* CHALLENGE *
Please pull out every line that includes the string "page".
------ EXTRACTED INFORMATION
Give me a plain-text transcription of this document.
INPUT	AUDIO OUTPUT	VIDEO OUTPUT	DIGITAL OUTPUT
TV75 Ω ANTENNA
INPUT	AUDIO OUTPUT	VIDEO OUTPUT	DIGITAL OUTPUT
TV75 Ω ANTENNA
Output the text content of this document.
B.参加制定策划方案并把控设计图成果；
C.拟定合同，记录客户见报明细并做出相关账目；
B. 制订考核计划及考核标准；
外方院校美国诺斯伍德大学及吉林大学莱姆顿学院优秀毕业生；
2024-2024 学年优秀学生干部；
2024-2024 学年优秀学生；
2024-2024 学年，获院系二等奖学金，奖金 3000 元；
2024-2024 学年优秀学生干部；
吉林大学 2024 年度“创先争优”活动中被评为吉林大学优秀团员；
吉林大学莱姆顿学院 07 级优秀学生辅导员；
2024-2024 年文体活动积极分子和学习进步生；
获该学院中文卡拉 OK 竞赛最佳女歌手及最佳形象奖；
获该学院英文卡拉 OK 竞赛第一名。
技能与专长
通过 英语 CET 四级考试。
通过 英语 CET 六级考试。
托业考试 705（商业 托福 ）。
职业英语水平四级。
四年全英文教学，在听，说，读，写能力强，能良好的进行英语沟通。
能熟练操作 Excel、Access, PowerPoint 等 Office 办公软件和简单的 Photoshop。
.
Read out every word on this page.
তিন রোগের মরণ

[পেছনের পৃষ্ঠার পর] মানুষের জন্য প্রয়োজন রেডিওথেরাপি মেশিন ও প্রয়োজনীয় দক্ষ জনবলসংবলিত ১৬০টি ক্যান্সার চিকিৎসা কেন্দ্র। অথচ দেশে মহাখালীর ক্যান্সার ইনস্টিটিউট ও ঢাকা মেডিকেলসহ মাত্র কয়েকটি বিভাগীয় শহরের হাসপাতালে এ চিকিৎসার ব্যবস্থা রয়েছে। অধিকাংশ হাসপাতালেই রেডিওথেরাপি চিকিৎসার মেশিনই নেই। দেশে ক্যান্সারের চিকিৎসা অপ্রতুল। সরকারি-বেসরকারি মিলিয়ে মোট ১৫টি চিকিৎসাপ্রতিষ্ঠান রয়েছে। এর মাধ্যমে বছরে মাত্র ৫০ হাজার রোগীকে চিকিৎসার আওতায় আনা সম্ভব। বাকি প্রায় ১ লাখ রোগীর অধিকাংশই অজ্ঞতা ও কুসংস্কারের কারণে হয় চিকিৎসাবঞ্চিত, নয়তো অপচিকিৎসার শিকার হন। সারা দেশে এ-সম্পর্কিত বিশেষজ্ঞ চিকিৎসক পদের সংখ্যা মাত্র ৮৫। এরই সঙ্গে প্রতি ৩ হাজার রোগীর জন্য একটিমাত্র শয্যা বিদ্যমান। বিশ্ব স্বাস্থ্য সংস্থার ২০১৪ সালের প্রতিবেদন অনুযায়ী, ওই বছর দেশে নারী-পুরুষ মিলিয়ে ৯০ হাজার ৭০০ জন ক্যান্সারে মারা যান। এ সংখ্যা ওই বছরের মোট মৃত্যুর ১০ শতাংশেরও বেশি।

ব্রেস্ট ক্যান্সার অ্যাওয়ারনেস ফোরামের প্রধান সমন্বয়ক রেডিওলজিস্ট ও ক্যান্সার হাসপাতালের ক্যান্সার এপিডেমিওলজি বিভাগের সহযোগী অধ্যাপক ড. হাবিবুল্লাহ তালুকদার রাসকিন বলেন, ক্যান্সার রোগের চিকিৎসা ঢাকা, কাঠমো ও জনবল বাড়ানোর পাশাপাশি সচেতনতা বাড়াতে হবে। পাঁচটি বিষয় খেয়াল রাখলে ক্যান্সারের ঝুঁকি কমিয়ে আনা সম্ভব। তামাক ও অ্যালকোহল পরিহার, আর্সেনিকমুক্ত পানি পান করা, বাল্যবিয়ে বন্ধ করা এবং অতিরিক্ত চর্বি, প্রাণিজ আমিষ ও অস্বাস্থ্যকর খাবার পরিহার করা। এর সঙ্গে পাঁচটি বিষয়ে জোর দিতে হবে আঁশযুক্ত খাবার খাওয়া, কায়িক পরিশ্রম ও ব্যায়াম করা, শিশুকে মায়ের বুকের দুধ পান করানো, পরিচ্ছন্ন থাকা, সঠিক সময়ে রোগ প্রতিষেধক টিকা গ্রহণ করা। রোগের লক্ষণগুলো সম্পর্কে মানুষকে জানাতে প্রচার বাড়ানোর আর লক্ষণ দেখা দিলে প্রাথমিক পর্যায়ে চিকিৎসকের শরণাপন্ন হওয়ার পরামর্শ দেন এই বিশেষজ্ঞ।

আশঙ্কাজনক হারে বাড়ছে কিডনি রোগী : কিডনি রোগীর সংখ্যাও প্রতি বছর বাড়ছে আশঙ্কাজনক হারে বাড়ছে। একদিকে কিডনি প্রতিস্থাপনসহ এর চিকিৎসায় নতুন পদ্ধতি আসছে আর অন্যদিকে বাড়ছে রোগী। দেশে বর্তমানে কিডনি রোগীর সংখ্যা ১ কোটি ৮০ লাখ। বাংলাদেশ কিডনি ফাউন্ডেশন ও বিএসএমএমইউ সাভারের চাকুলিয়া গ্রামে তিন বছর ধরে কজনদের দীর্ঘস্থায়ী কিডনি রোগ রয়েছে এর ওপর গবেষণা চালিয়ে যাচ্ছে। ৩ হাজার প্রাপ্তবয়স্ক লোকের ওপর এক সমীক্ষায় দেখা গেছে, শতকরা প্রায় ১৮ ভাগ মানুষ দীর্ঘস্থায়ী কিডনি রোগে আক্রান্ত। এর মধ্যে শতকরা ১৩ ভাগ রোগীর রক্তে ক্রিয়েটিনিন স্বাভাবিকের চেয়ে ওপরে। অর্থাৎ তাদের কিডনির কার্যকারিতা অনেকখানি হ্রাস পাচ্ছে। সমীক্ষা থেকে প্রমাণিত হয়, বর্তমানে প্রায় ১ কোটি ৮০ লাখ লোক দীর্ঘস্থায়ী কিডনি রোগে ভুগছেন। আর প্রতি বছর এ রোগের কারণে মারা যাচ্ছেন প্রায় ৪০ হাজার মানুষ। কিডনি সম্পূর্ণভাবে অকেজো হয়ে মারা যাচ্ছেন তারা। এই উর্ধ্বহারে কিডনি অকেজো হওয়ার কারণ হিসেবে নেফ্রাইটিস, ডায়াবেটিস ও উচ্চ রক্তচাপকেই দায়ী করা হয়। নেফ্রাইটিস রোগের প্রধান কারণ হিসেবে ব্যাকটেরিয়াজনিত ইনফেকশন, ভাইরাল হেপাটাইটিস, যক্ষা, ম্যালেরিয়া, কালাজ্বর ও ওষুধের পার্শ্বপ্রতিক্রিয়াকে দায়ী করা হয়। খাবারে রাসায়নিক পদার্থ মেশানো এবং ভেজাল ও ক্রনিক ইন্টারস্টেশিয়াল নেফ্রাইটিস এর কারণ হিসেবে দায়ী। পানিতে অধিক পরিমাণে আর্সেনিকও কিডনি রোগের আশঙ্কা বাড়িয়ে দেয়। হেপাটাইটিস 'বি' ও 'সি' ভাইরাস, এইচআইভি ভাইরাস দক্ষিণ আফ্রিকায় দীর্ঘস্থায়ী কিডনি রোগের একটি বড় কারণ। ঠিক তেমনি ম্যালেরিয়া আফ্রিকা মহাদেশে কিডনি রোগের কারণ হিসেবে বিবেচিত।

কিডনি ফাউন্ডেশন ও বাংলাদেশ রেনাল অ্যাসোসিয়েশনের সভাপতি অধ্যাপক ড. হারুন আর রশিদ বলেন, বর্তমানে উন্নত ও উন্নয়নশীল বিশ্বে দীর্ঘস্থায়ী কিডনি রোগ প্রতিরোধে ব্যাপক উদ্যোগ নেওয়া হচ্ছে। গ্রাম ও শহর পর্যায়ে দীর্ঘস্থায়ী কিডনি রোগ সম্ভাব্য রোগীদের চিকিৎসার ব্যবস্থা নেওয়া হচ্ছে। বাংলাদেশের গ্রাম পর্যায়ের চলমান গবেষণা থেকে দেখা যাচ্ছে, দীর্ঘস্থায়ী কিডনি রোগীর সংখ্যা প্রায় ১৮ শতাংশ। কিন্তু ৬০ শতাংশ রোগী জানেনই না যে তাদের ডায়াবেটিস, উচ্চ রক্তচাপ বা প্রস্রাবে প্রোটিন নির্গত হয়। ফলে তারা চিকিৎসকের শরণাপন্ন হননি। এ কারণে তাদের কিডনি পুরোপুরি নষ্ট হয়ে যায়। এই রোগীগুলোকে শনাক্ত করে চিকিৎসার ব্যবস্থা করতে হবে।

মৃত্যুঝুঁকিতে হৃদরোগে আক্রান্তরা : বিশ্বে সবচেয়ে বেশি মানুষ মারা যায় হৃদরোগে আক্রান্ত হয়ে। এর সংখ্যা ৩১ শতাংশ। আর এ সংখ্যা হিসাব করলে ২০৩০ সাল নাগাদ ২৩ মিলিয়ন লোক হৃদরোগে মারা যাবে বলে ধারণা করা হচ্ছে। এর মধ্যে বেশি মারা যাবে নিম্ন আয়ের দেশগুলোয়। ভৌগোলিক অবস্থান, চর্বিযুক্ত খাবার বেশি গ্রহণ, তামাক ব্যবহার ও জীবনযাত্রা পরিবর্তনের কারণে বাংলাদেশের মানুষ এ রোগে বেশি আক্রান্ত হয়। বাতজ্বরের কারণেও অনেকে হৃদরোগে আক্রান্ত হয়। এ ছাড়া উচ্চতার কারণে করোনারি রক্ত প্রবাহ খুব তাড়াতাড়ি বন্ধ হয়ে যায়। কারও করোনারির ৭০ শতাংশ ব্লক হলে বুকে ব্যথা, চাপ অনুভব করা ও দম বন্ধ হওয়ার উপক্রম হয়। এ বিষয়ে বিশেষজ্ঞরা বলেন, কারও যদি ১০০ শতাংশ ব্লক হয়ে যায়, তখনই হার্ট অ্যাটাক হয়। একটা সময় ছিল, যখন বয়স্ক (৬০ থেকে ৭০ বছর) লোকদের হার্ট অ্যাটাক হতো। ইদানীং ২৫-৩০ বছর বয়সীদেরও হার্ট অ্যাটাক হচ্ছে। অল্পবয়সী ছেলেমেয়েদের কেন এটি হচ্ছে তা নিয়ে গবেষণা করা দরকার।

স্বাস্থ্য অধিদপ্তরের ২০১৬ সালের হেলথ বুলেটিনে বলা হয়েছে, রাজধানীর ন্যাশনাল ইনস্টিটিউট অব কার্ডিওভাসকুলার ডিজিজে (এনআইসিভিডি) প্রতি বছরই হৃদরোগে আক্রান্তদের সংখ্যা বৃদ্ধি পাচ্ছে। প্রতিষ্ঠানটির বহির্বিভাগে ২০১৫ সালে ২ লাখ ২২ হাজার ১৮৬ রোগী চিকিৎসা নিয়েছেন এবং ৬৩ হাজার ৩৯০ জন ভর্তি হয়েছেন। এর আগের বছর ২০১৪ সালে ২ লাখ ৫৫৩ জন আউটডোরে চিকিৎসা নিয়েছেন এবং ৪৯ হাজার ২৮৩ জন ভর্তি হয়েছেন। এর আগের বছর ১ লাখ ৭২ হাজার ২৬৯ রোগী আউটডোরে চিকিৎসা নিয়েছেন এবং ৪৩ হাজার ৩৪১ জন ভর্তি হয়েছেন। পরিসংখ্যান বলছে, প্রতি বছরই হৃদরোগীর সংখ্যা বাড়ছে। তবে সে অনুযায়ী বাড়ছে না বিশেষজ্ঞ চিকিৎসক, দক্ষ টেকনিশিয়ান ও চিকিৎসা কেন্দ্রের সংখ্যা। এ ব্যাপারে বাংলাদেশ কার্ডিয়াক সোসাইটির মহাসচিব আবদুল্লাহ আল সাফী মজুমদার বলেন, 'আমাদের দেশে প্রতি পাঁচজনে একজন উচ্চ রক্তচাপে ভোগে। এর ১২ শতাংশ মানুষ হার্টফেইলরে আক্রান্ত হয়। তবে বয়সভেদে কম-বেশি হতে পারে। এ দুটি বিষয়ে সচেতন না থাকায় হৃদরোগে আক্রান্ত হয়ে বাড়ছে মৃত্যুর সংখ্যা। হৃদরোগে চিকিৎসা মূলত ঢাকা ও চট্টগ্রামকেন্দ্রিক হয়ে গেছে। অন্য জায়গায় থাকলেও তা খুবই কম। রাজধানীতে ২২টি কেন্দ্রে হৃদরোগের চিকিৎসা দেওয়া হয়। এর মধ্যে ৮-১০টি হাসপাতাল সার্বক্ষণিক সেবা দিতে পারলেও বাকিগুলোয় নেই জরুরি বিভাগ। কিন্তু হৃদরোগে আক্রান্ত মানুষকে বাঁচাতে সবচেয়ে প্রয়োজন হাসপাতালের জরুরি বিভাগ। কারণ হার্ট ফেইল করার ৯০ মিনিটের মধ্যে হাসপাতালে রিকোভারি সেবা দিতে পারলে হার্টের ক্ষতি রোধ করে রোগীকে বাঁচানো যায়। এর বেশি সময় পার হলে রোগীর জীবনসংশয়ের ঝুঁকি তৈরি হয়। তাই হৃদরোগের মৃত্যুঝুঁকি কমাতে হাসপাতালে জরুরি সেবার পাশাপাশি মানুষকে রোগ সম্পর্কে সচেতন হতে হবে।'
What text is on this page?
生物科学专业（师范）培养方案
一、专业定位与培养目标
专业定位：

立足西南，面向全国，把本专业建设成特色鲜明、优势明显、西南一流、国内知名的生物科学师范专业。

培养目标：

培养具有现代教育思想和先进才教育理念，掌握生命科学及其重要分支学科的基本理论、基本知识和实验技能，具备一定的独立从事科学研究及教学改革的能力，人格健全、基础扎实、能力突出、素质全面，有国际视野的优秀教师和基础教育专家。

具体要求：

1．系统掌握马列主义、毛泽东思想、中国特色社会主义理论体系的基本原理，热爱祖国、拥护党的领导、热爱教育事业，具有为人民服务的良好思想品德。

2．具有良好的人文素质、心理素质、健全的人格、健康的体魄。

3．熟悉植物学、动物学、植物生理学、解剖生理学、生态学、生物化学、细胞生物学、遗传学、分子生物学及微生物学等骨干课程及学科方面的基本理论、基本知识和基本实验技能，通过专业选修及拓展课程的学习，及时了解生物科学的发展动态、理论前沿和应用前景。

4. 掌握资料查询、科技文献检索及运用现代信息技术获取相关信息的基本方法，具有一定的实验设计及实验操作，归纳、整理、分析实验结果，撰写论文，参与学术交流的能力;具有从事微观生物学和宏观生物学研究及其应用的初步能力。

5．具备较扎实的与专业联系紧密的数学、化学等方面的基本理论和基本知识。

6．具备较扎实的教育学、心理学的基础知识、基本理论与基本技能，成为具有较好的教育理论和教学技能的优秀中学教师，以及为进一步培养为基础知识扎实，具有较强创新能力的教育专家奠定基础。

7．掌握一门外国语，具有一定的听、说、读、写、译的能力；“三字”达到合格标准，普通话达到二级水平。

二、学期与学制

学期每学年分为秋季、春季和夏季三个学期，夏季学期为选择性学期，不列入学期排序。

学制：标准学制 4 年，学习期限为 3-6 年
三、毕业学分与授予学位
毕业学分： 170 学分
------------
* EXERCISE OUTPUT *
Read out every word on this page.
What text is on this page?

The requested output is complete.